WHAT THE EXERCISE ASKS -
Transcribe each line of the material as it is, and drop any picture.

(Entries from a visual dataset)
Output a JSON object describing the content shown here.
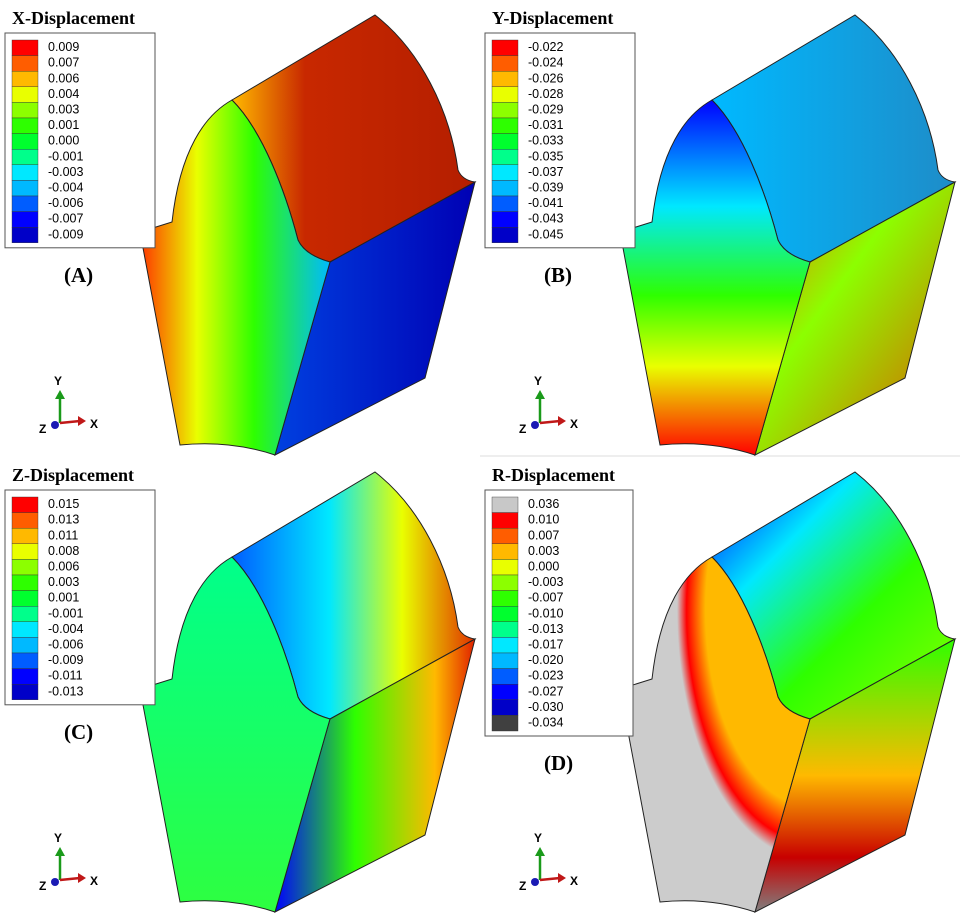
{
  "panels": [
    {
      "title": "X-Displacement",
      "label": "(A)",
      "axes": {
        "y": "Y",
        "z": "Z",
        "x": "X"
      },
      "legend": [
        {
          "text": "0.009",
          "color": "#ff0000"
        },
        {
          "text": "0.007",
          "color": "#ff5d00"
        },
        {
          "text": "0.006",
          "color": "#ffb900"
        },
        {
          "text": "0.004",
          "color": "#e9ff00"
        },
        {
          "text": "0.003",
          "color": "#8cff00"
        },
        {
          "text": "0.001",
          "color": "#2eff00"
        },
        {
          "text": "0.000",
          "color": "#00ff2e"
        },
        {
          "text": "-0.001",
          "color": "#00ff8b"
        },
        {
          "text": "-0.003",
          "color": "#00e8ff"
        },
        {
          "text": "-0.004",
          "color": "#00b9ff"
        },
        {
          "text": "-0.006",
          "color": "#005dff"
        },
        {
          "text": "-0.007",
          "color": "#0000ff"
        },
        {
          "text": "-0.009",
          "color": "#0000c8"
        }
      ]
    },
    {
      "title": "Y-Displacement",
      "label": "(B)",
      "axes": {
        "y": "Y",
        "z": "Z",
        "x": "X"
      },
      "legend": [
        {
          "text": "-0.022",
          "color": "#ff0000"
        },
        {
          "text": "-0.024",
          "color": "#ff5d00"
        },
        {
          "text": "-0.026",
          "color": "#ffb900"
        },
        {
          "text": "-0.028",
          "color": "#e9ff00"
        },
        {
          "text": "-0.029",
          "color": "#8cff00"
        },
        {
          "text": "-0.031",
          "color": "#2eff00"
        },
        {
          "text": "-0.033",
          "color": "#00ff2e"
        },
        {
          "text": "-0.035",
          "color": "#00ff8b"
        },
        {
          "text": "-0.037",
          "color": "#00e8ff"
        },
        {
          "text": "-0.039",
          "color": "#00b9ff"
        },
        {
          "text": "-0.041",
          "color": "#005dff"
        },
        {
          "text": "-0.043",
          "color": "#0000ff"
        },
        {
          "text": "-0.045",
          "color": "#0000c8"
        }
      ]
    },
    {
      "title": "Z-Displacement",
      "label": "(C)",
      "axes": {
        "y": "Y",
        "z": "Z",
        "x": "X"
      },
      "legend": [
        {
          "text": "0.015",
          "color": "#ff0000"
        },
        {
          "text": "0.013",
          "color": "#ff5d00"
        },
        {
          "text": "0.011",
          "color": "#ffb900"
        },
        {
          "text": "0.008",
          "color": "#e9ff00"
        },
        {
          "text": "0.006",
          "color": "#8cff00"
        },
        {
          "text": "0.003",
          "color": "#2eff00"
        },
        {
          "text": "0.001",
          "color": "#00ff2e"
        },
        {
          "text": "-0.001",
          "color": "#00ff8b"
        },
        {
          "text": "-0.004",
          "color": "#00e8ff"
        },
        {
          "text": "-0.006",
          "color": "#00b9ff"
        },
        {
          "text": "-0.009",
          "color": "#005dff"
        },
        {
          "text": "-0.011",
          "color": "#0000ff"
        },
        {
          "text": "-0.013",
          "color": "#0000c8"
        }
      ]
    },
    {
      "title": "R-Displacement",
      "label": "(D)",
      "axes": {
        "y": "Y",
        "z": "Z",
        "x": "X"
      },
      "legend": [
        {
          "text": "0.036",
          "color": "#c8c8c8"
        },
        {
          "text": "0.010",
          "color": "#ff0000"
        },
        {
          "text": "0.007",
          "color": "#ff5d00"
        },
        {
          "text": "0.003",
          "color": "#ffb900"
        },
        {
          "text": "0.000",
          "color": "#e9ff00"
        },
        {
          "text": "-0.003",
          "color": "#8cff00"
        },
        {
          "text": "-0.007",
          "color": "#2eff00"
        },
        {
          "text": "-0.010",
          "color": "#00ff2e"
        },
        {
          "text": "-0.013",
          "color": "#00ff8b"
        },
        {
          "text": "-0.017",
          "color": "#00e8ff"
        },
        {
          "text": "-0.020",
          "color": "#00b9ff"
        },
        {
          "text": "-0.023",
          "color": "#005dff"
        },
        {
          "text": "-0.027",
          "color": "#0000ff"
        },
        {
          "text": "-0.030",
          "color": "#0000c8"
        },
        {
          "text": "-0.034",
          "color": "#404040"
        }
      ]
    }
  ]
}
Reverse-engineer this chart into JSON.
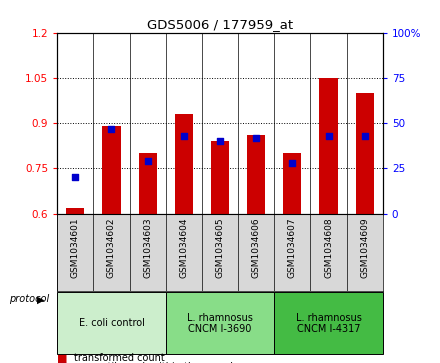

SOLUTION TO THE EXERCISE -
Output a JSON object describing the content shown here.
{
  "panels": [
    {
      "title": "X-Displacement",
      "label": "(A)",
      "axes": {
        "y": "Y",
        "z": "Z",
        "x": "X"
      },
      "legend": [
        {
          "text": "0.009",
          "color": "#ff0000"
        },
        {
          "text": "0.007",
          "color": "#ff5d00"
        },
        {
          "text": "0.006",
          "color": "#ffb900"
        },
        {
          "text": "0.004",
          "color": "#e9ff00"
        },
        {
          "text": "0.003",
          "color": "#8cff00"
        },
        {
          "text": "0.001",
          "color": "#2eff00"
        },
        {
          "text": "0.000",
          "color": "#00ff2e"
        },
        {
          "text": "-0.001",
          "color": "#00ff8b"
        },
        {
          "text": "-0.003",
          "color": "#00e8ff"
        },
        {
          "text": "-0.004",
          "color": "#00b9ff"
        },
        {
          "text": "-0.006",
          "color": "#005dff"
        },
        {
          "text": "-0.007",
          "color": "#0000ff"
        },
        {
          "text": "-0.009",
          "color": "#0000c8"
        }
      ]
    },
    {
      "title": "Y-Displacement",
      "label": "(B)",
      "axes": {
        "y": "Y",
        "z": "Z",
        "x": "X"
      },
      "legend": [
        {
          "text": "-0.022",
          "color": "#ff0000"
        },
        {
          "text": "-0.024",
          "color": "#ff5d00"
        },
        {
          "text": "-0.026",
          "color": "#ffb900"
        },
        {
          "text": "-0.028",
          "color": "#e9ff00"
        },
        {
          "text": "-0.029",
          "color": "#8cff00"
        },
        {
          "text": "-0.031",
          "color": "#2eff00"
        },
        {
          "text": "-0.033",
          "color": "#00ff2e"
        },
        {
          "text": "-0.035",
          "color": "#00ff8b"
        },
        {
          "text": "-0.037",
          "color": "#00e8ff"
        },
        {
          "text": "-0.039",
          "color": "#00b9ff"
        },
        {
          "text": "-0.041",
          "color": "#005dff"
        },
        {
          "text": "-0.043",
          "color": "#0000ff"
        },
        {
          "text": "-0.045",
          "color": "#0000c8"
        }
      ]
    },
    {
      "title": "Z-Displacement",
      "label": "(C)",
      "axes": {
        "y": "Y",
        "z": "Z",
        "x": "X"
      },
      "legend": [
        {
          "text": "0.015",
          "color": "#ff0000"
        },
        {
          "text": "0.013",
          "color": "#ff5d00"
        },
        {
          "text": "0.011",
          "color": "#ffb900"
        },
        {
          "text": "0.008",
          "color": "#e9ff00"
        },
        {
          "text": "0.006",
          "color": "#8cff00"
        },
        {
          "text": "0.003",
          "color": "#2eff00"
        },
        {
          "text": "0.001",
          "color": "#00ff2e"
        },
        {
          "text": "-0.001",
          "color": "#00ff8b"
        },
        {
          "text": "-0.004",
          "color": "#00e8ff"
        },
        {
          "text": "-0.006",
          "color": "#00b9ff"
        },
        {
          "text": "-0.009",
          "color": "#005dff"
        },
        {
          "text": "-0.011",
          "color": "#0000ff"
        },
        {
          "text": "-0.013",
          "color": "#0000c8"
        }
      ]
    },
    {
      "title": "R-Displacement",
      "label": "(D)",
      "axes": {
        "y": "Y",
        "z": "Z",
        "x": "X"
      },
      "legend": [
        {
          "text": "0.036",
          "color": "#c8c8c8"
        },
        {
          "text": "0.010",
          "color": "#ff0000"
        },
        {
          "text": "0.007",
          "color": "#ff5d00"
        },
        {
          "text": "0.003",
          "color": "#ffb900"
        },
        {
          "text": "0.000",
          "color": "#e9ff00"
        },
        {
          "text": "-0.003",
          "color": "#8cff00"
        },
        {
          "text": "-0.007",
          "color": "#2eff00"
        },
        {
          "text": "-0.010",
          "color": "#00ff2e"
        },
        {
          "text": "-0.013",
          "color": "#00ff8b"
        },
        {
          "text": "-0.017",
          "color": "#00e8ff"
        },
        {
          "text": "-0.020",
          "color": "#00b9ff"
        },
        {
          "text": "-0.023",
          "color": "#005dff"
        },
        {
          "text": "-0.027",
          "color": "#0000ff"
        },
        {
          "text": "-0.030",
          "color": "#0000c8"
        },
        {
          "text": "-0.034",
          "color": "#404040"
        }
      ]
    }
  ]
}
Reverse-engineer this chart into JSON.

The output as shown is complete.